### What you will do
Without including any pictures, write out all the entries exactly.

──────

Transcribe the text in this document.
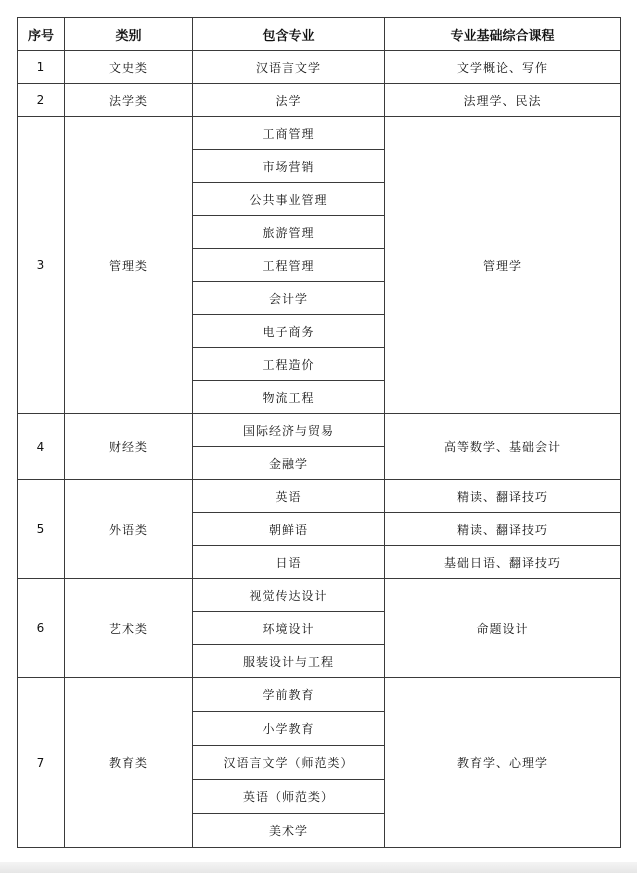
序号	类别	包含专业	专业基础综合课程
1	文史类	汉语言文学	文学概论、写作
2	法学类	法学	法理学、民法
3	管理类	工商管理	管理学
		市场营销	
		公共事业管理	
		旅游管理	
		工程管理	
		会计学	
		电子商务	
		工程造价	
		物流工程	
4	财经类	国际经济与贸易	高等数学、基础会计
		金融学	
5	外语类	英语	精读、翻译技巧
		朝鲜语	精读、翻译技巧
		日语	基础日语、翻译技巧
6	艺术类	视觉传达设计	命题设计
		环境设计	
		服装设计与工程	
7	教育类	学前教育	教育学、心理学
		小学教育	
		汉语言文学（师范类）	
		英语（师范类）	
		美术学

──────

### Result
Transcribe the text in this document.
序号	类别	包含专业	专业基础综合课程
1	文史类	汉语言文学	文学概论、写作
2	法学类	法学	法理学、民法
3	管理类	工商管理	管理学
		市场营销	
		公共事业管理	
		旅游管理	
		工程管理	
		会计学	
		电子商务	
		工程造价	
		物流工程	
4	财经类	国际经济与贸易	高等数学、基础会计
		金融学	
5	外语类	英语	精读、翻译技巧
		朝鲜语	精读、翻译技巧
		日语	基础日语、翻译技巧
6	艺术类	视觉传达设计	命题设计
		环境设计	
		服装设计与工程	
7	教育类	学前教育	教育学、心理学
		小学教育	
		汉语言文学（师范类）	
		英语（师范类）	
		美术学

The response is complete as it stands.